═════ Extract provided
Slurm

This page contains all important information about the batch system Slurm, that you will need to run software. It does not explain every feature Slurm has to offer. For that, please consult the official documentation and the man pages.

Submission of jobs mainly happens via the sbatch command using a jobscript, but interactive jobs and node allocations are also possible using srun or salloc. Resource selection (e.g. number of nodes or cores) is handled via command parameters, or may be specified in the job script.

Partitions

To match your job requirements to the hardware you can choose among various partitions. Each partition has its own job queue. All available partitions and their corresponding walltime, core number, memory, CPU/GPU types are listed in Compute node partitions.

Parameters

ParameterSBATCH flagComment
# nodes-N <minNodes[,maxNodes]>Minimum and maximum number of nodes that the job should be executed on. If only one number is specified, it is used as the precise node count.
# tasks-n <tasks>The number of tasks for this job. The default is one task per node.
# tasks per node--ntasks-per-node=<ntasks>Number of tasks per node. If -n and --ntasks-per-node is specified, this options specifies the maximum number tasks per node. Different defaults between mpirun and srun.
partition-p <name>Specifies in which partition the job should run. Multiple partitions can be specified in a comma separated list. Example: standard96 ; check Compute Partitions.
# CPUs per task-c <cpus per task>The number of cpus per tasks. The default is one cpu per task.
Wall time limit-t hh:mm:ssMaximum runtime of the job. If this time is exceeded the job is killed. Acceptable formats include “minutes”, “minutes:seconds”, “hours:minutes:seconds”, “days-hours”, “days-hours:minutes” and “days-hours:minutes:seconds” (example: 1-12:00:00 will request 1 day and 12 hours).
Memory per node--mem=<size[units]>Required memory per node. The Unit can be one of “[K|M|G|T]”, but default is M. If the processes exceed the limit, it will be killed.
══════════
To do:
- a) According to the Slurm page, what happens to a job that runs longer than its wall time limit?
- b) List every wall time format that the Slurm page names as acceptable.
- c) Write out the passage of the Slurm page from "ParameterSBATCH flagComment" to "check Compute Partitions.".
═════ Listed entries
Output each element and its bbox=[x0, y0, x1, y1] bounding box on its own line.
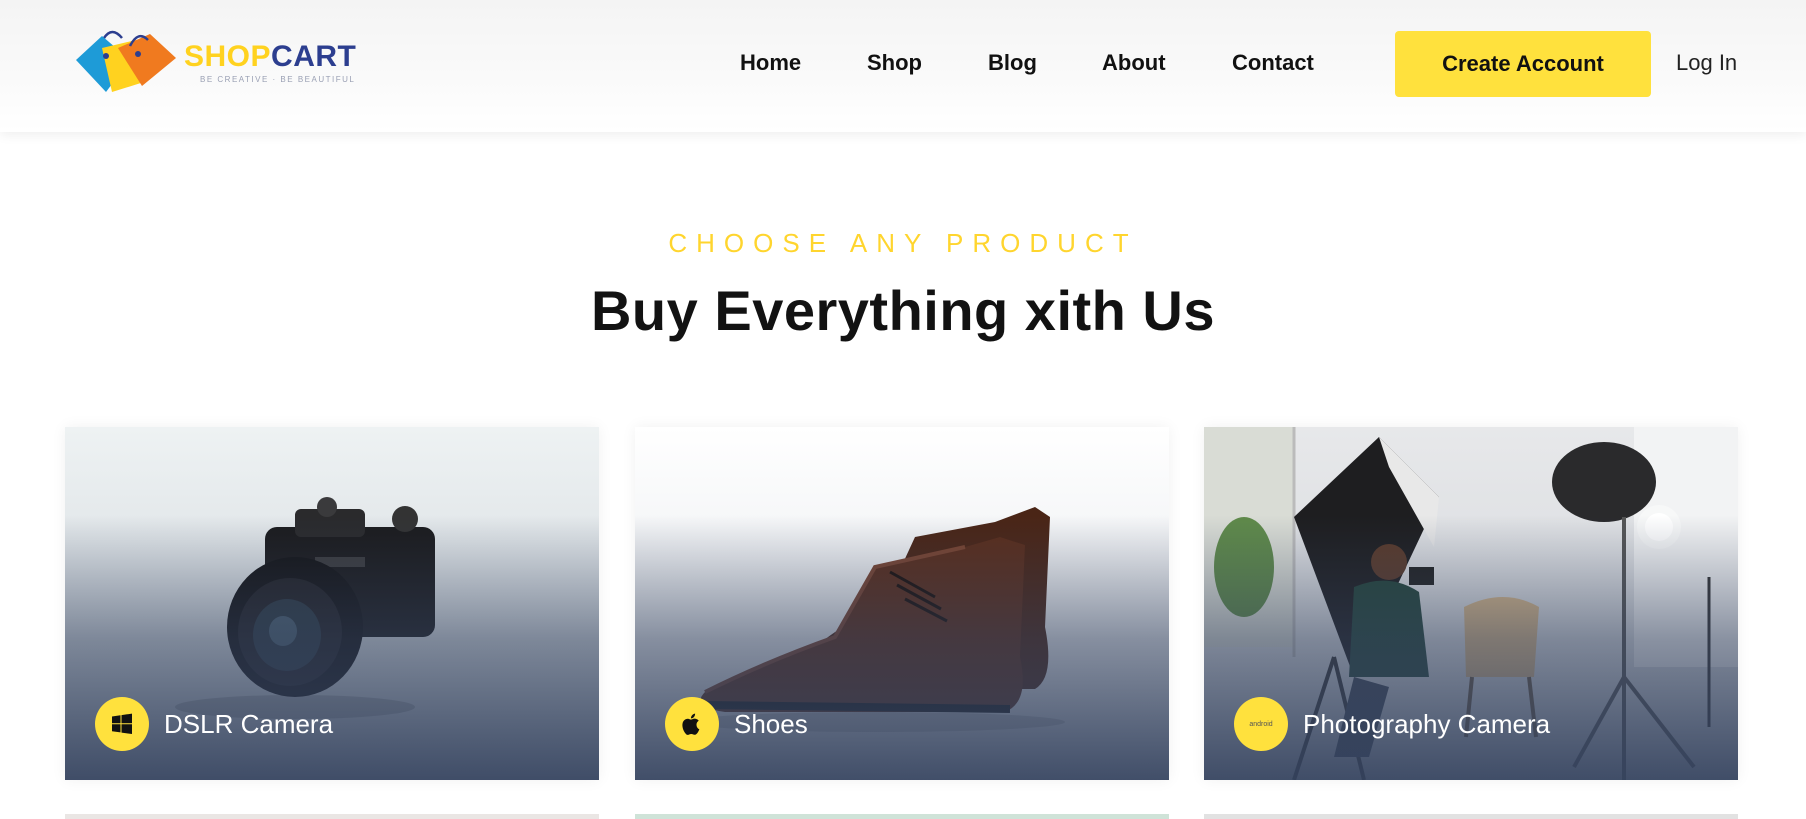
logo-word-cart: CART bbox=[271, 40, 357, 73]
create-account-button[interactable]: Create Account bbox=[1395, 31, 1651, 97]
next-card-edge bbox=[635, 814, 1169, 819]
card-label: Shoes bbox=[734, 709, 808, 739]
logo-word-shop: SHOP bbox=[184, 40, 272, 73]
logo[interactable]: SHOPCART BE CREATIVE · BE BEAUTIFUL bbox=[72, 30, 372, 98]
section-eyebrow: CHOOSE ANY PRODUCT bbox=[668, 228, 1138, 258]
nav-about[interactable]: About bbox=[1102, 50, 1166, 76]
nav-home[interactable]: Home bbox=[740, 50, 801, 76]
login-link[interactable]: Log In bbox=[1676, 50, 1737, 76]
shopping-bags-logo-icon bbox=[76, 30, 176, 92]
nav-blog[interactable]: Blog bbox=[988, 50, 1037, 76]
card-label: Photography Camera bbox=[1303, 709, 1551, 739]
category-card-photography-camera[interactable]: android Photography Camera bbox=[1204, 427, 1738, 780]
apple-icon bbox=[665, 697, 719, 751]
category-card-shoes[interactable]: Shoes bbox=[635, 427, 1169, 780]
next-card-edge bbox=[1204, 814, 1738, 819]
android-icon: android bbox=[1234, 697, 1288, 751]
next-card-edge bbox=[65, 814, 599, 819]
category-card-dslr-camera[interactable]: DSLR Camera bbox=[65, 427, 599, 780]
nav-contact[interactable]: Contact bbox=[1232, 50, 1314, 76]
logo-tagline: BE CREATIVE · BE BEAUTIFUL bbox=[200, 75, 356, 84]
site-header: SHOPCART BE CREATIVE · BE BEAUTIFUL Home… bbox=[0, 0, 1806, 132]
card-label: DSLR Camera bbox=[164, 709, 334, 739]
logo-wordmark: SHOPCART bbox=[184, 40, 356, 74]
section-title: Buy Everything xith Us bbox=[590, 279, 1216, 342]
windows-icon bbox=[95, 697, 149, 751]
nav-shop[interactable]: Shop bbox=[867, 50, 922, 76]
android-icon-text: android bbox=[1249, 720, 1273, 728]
══════════
═════ Listed entries
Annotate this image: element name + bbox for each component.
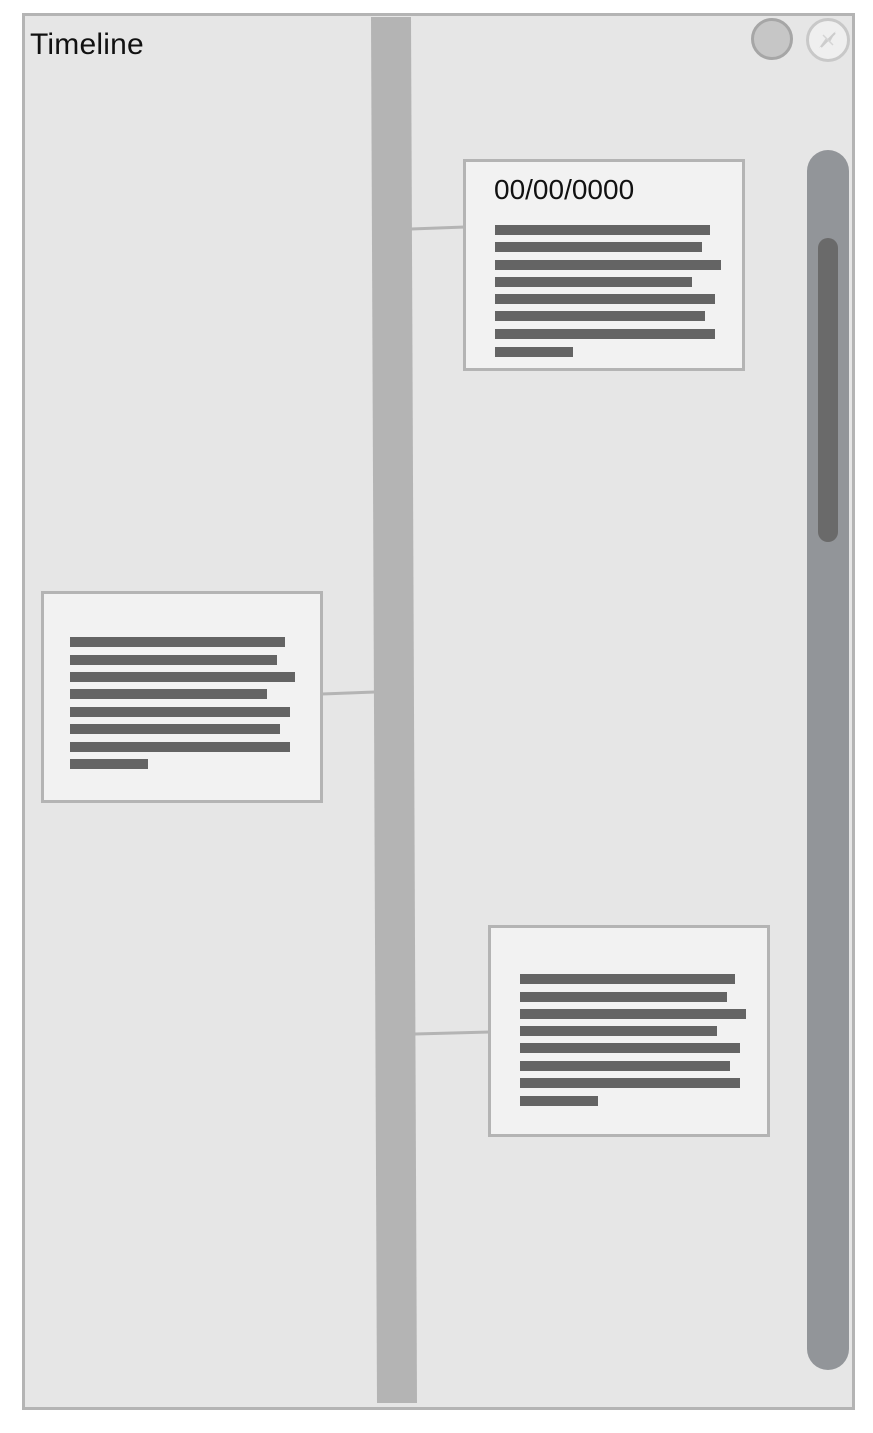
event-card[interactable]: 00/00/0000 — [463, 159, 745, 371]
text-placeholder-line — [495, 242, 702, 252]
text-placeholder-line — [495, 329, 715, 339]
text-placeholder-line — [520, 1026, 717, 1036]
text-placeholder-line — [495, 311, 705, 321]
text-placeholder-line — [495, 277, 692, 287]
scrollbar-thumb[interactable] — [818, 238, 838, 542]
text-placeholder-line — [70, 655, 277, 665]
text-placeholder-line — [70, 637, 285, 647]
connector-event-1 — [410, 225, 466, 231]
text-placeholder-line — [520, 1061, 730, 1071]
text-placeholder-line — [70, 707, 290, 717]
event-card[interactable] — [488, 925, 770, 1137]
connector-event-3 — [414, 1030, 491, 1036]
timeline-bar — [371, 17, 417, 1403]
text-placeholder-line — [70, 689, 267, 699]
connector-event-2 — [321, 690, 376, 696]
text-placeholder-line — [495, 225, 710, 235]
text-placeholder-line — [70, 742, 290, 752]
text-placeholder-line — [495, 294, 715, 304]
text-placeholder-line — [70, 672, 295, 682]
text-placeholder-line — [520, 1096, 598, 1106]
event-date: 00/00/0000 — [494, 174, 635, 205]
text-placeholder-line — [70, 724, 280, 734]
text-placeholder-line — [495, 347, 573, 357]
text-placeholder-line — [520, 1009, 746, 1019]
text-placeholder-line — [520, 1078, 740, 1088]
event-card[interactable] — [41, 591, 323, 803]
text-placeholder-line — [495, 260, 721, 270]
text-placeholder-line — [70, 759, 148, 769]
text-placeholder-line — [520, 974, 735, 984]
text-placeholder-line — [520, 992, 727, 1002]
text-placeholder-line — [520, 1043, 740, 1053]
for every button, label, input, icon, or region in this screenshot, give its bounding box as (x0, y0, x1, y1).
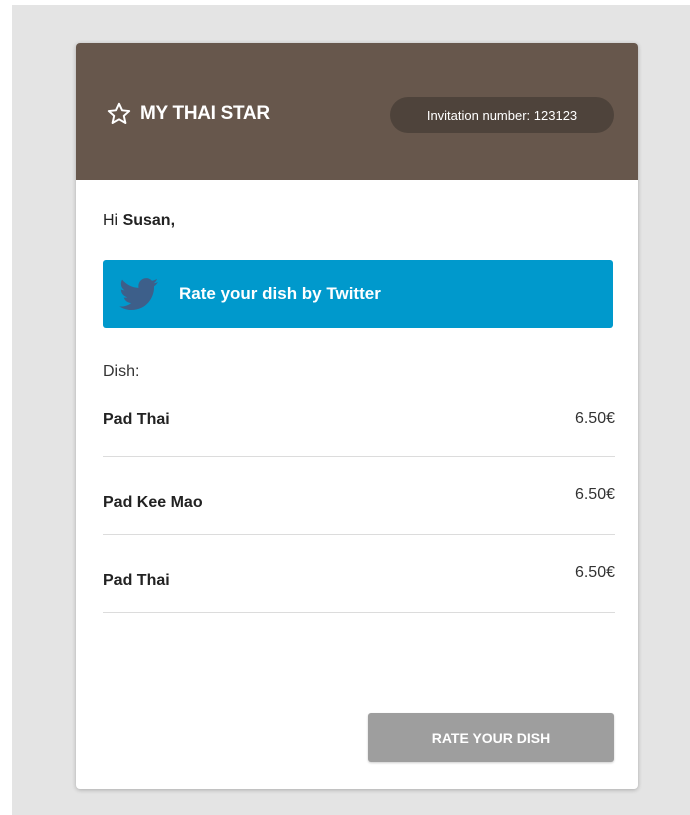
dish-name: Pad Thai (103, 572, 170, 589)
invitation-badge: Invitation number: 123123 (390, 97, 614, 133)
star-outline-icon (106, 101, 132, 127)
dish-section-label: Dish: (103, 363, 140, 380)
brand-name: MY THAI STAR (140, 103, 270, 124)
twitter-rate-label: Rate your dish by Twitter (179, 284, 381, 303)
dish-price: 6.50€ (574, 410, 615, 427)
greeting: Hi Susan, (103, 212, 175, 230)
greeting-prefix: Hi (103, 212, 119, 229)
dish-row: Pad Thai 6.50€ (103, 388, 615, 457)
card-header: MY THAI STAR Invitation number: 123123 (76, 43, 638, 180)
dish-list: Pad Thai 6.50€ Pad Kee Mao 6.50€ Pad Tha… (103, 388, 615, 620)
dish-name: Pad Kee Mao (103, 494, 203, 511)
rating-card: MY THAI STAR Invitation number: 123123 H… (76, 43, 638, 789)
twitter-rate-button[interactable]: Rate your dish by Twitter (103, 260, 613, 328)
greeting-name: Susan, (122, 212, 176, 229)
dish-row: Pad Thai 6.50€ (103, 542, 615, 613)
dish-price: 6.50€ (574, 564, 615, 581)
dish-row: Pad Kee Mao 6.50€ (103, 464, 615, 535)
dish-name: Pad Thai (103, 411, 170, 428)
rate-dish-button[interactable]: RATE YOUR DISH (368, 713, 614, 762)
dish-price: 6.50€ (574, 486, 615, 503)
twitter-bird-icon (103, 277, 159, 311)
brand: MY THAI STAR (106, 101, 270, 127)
══════════
═════ Listed entries
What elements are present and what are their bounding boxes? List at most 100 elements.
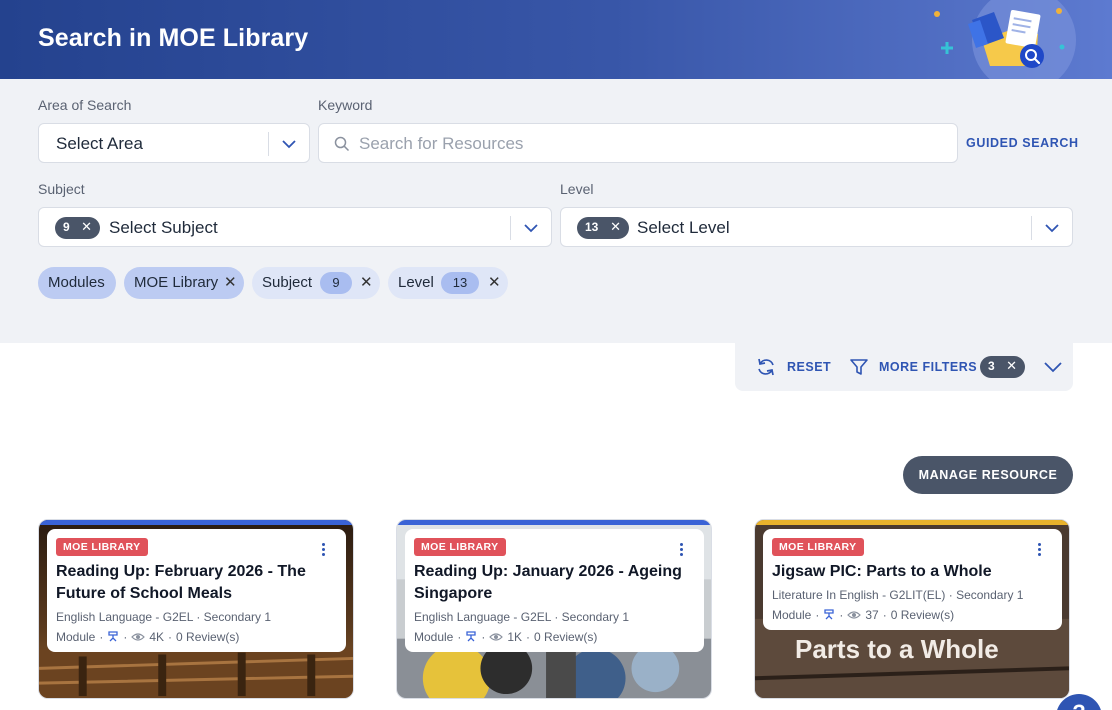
══════════
Task-by-task solutions:
- a) The job is killed.

- b)
- minutes
- minutes:seconds
- hours:minutes:seconds
- days-hours
- days-hours:minutes
- days-hours:minutes:seconds

- c)
ParameterSBATCH flagComment
# nodes-N <minNodes[,maxNodes]>Minimum and maximum number of nodes that the job should be executed on. If only one number is specified, it is used as the precise node count.
# tasks-n <tasks>The number of tasks for this job. The default is one task per node.
# tasks per node--ntasks-per-node=<ntasks>Number of tasks per node. If -n and --ntasks-per-node is specified, this options specifies the maximum number tasks per node. Different defaults between mpirun and srun.
partition-p <name>Specifies in which partition the job should run. Multiple partitions can be specified in a comma separated list. Example: standard96 ; check Compute Partitions.